- _WHAT NEEDS TO BE DONE_
Locate the line that contains "Output a JSON". Copy it and every following line through the end of the records, exactly, and include nothing else.

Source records
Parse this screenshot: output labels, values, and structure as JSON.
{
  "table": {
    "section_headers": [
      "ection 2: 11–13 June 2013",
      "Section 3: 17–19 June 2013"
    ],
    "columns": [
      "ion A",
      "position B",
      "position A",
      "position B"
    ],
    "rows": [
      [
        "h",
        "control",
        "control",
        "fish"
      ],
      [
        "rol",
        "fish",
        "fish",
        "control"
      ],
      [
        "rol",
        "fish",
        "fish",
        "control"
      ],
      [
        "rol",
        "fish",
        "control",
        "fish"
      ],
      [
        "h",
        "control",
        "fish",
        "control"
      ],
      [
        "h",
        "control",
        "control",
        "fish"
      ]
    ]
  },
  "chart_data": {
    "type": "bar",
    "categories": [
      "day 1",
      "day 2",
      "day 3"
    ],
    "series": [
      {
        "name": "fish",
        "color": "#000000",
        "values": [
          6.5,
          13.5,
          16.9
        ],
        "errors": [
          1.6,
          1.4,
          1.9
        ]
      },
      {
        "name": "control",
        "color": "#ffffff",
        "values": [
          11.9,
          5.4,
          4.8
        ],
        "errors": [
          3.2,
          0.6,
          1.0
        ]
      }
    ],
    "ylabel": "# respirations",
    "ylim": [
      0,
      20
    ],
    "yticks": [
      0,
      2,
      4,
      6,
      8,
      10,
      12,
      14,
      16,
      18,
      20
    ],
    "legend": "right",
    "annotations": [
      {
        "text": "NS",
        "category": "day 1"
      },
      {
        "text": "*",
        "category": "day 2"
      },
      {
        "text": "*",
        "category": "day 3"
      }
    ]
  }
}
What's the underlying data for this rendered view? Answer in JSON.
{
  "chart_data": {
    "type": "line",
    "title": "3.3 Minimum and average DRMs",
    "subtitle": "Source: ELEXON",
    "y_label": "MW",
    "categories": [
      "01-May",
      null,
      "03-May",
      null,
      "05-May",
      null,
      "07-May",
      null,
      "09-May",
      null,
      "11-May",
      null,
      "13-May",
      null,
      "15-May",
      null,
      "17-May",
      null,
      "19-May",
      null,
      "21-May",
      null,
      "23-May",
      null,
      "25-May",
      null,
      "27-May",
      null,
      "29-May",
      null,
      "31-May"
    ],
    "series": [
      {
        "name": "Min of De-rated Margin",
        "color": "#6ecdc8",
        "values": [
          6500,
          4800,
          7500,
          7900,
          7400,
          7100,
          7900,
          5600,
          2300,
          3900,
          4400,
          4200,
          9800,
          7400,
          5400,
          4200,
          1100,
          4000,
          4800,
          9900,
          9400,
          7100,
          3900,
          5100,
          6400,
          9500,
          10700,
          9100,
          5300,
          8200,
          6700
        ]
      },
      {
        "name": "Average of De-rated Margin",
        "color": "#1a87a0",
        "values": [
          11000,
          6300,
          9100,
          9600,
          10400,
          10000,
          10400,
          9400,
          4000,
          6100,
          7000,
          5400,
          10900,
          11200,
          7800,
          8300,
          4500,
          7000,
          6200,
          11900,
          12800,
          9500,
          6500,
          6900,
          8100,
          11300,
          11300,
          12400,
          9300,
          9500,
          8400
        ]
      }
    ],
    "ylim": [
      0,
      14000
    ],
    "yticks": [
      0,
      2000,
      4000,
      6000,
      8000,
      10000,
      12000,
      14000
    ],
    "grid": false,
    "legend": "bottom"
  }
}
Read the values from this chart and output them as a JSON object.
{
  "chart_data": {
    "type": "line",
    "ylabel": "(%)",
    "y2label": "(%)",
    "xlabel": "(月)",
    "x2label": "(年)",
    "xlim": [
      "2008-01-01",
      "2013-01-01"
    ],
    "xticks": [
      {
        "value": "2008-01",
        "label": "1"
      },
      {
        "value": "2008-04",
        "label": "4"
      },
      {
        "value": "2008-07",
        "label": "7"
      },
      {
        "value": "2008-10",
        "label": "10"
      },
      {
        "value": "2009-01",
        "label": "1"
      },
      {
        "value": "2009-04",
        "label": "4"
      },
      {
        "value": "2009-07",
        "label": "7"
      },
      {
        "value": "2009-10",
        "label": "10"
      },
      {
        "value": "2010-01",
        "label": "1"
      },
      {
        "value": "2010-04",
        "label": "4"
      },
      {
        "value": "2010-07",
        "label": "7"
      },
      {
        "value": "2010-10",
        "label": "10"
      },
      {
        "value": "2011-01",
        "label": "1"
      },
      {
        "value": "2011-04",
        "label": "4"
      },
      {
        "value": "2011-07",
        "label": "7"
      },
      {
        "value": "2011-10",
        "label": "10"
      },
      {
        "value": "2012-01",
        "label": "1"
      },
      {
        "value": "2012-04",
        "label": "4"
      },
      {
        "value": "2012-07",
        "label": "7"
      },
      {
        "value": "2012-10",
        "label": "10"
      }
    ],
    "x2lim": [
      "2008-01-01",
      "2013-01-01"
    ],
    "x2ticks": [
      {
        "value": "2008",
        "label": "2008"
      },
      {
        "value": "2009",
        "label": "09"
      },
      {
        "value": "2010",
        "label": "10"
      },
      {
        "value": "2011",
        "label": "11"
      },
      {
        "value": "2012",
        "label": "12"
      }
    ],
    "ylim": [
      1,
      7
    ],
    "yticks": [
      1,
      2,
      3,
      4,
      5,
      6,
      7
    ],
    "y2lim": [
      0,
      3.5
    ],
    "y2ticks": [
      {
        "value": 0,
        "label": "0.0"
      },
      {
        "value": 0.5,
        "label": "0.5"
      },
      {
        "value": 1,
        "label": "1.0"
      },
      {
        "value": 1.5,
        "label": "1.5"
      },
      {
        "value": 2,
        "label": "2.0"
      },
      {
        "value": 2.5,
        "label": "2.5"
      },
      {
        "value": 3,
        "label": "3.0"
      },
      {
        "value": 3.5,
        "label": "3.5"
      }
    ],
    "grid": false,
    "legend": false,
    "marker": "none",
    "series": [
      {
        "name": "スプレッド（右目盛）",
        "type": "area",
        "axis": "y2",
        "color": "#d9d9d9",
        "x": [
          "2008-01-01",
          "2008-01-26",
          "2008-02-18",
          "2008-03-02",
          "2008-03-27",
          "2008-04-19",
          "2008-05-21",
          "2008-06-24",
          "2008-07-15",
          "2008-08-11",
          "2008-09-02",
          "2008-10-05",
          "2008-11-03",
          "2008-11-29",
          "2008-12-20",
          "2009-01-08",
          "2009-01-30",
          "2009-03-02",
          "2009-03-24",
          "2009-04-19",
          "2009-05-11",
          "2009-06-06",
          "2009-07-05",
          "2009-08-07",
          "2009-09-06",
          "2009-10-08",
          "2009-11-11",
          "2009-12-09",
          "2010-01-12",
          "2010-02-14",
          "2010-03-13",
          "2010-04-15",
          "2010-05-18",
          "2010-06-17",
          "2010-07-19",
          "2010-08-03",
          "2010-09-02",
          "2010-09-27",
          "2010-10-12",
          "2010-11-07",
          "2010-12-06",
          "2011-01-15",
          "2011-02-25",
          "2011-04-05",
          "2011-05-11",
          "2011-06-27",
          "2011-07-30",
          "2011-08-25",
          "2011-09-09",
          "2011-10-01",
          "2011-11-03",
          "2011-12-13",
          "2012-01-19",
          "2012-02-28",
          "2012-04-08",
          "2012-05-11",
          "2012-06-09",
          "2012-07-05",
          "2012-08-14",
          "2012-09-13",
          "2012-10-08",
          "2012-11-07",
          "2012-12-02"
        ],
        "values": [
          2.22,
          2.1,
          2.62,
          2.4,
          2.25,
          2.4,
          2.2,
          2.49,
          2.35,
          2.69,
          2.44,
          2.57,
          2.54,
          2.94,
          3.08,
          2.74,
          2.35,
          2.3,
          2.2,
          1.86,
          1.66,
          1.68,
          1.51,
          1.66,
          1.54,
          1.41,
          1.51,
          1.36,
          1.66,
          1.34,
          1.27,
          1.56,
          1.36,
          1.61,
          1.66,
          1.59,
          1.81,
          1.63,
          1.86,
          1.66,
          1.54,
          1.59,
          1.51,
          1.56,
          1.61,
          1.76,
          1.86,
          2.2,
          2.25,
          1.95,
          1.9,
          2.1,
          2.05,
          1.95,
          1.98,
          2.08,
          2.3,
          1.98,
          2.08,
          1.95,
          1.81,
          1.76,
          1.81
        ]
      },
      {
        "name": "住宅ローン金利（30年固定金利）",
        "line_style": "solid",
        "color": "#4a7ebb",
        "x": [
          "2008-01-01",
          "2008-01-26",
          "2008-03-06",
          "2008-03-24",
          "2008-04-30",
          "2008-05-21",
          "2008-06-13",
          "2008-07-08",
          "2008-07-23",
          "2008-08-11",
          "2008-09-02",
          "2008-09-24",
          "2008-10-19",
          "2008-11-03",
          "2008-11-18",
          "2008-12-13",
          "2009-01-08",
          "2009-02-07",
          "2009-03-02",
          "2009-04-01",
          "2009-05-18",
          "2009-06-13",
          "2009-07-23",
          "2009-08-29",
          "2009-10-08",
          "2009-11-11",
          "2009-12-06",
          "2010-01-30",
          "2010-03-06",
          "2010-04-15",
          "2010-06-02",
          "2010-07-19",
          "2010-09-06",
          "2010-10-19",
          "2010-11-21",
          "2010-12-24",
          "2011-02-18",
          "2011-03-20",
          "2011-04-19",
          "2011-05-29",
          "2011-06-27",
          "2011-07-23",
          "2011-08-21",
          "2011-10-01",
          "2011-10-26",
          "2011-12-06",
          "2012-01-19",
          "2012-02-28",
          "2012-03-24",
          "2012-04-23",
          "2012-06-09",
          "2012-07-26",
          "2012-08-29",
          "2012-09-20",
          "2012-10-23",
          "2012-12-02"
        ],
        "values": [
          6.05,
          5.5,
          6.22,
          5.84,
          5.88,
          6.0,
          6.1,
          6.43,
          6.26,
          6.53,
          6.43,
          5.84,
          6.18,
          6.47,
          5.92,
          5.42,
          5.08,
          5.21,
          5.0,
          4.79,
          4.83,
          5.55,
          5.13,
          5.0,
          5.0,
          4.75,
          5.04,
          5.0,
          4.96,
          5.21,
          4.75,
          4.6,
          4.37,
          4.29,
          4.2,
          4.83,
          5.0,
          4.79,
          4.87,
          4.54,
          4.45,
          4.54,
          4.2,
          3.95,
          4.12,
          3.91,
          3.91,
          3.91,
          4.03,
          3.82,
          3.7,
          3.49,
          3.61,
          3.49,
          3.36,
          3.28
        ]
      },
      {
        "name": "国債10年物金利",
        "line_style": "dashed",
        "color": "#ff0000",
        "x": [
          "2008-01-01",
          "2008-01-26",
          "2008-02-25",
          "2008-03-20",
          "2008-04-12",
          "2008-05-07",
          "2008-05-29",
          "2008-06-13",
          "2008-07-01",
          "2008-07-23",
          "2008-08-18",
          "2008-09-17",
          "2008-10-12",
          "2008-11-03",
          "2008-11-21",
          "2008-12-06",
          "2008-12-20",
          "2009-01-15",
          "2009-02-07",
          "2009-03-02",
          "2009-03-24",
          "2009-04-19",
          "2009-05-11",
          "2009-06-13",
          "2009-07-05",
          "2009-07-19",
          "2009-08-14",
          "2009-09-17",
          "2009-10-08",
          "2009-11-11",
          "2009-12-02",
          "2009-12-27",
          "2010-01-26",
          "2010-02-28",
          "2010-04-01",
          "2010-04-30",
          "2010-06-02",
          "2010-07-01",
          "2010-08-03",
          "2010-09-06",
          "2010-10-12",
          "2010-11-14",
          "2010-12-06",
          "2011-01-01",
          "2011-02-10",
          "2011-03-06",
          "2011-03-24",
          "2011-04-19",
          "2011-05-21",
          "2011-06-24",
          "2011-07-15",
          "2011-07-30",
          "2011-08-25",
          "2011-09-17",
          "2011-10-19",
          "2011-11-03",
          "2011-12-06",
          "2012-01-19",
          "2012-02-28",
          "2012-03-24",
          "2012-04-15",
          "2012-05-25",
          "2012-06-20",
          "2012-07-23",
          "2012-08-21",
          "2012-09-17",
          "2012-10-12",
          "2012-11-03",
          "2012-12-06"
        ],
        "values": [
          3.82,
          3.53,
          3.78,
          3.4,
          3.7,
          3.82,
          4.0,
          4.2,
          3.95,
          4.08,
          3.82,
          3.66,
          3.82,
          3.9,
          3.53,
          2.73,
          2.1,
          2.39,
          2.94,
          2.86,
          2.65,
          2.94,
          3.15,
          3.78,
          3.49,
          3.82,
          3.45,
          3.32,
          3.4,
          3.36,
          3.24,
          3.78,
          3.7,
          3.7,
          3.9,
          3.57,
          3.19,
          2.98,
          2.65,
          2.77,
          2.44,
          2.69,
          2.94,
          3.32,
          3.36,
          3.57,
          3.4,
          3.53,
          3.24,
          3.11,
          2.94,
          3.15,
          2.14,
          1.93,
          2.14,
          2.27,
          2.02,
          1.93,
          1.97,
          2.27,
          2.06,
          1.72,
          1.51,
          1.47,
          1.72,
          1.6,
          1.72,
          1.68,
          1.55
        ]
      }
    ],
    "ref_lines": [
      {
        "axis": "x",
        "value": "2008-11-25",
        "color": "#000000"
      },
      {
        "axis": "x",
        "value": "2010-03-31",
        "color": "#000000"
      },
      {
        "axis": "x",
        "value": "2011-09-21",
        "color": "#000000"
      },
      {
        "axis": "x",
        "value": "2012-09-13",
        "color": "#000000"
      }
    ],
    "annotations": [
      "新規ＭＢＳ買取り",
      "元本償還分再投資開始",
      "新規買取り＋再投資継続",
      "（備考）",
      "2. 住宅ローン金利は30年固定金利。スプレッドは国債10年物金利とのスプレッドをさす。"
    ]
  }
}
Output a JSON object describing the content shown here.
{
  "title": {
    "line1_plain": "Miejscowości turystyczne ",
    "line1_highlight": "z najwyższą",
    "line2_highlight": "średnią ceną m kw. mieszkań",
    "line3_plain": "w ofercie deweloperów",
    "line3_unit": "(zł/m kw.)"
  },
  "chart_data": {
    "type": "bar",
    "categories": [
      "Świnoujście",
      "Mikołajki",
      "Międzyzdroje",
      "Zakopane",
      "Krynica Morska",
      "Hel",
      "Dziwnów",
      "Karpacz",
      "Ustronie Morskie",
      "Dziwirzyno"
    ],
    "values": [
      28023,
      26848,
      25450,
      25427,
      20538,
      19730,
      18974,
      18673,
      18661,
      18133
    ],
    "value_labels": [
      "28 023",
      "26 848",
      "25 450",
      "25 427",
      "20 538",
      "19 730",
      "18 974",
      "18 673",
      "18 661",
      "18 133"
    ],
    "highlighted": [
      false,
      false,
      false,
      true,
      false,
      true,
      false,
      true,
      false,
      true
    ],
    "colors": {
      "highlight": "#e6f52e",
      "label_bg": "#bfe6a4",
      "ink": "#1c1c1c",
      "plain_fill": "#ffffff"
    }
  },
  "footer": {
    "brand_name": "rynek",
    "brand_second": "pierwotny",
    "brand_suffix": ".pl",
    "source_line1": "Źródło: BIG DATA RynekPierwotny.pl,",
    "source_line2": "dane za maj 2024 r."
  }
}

- _TASK OUTPUT_
Output a JSON object describing the content shown here.
{
  "title": {
    "line1_plain": "Miejscowości turystyczne ",
    "line1_highlight": "z najwyższą",
    "line2_highlight": "średnią ceną m kw. mieszkań",
    "line3_plain": "w ofercie deweloperów",
    "line3_unit": "(zł/m kw.)"
  },
  "chart_data": {
    "type": "bar",
    "categories": [
      "Świnoujście",
      "Mikołajki",
      "Międzyzdroje",
      "Zakopane",
      "Krynica Morska",
      "Hel",
      "Dziwnów",
      "Karpacz",
      "Ustronie Morskie",
      "Dziwirzyno"
    ],
    "values": [
      28023,
      26848,
      25450,
      25427,
      20538,
      19730,
      18974,
      18673,
      18661,
      18133
    ],
    "value_labels": [
      "28 023",
      "26 848",
      "25 450",
      "25 427",
      "20 538",
      "19 730",
      "18 974",
      "18 673",
      "18 661",
      "18 133"
    ],
    "highlighted": [
      false,
      false,
      false,
      true,
      false,
      true,
      false,
      true,
      false,
      true
    ],
    "colors": {
      "highlight": "#e6f52e",
      "label_bg": "#bfe6a4",
      "ink": "#1c1c1c",
      "plain_fill": "#ffffff"
    }
  },
  "footer": {
    "brand_name": "rynek",
    "brand_second": "pierwotny",
    "brand_suffix": ".pl",
    "source_line1": "Źródło: BIG DATA RynekPierwotny.pl,",
    "source_line2": "dane za maj 2024 r."
  }
}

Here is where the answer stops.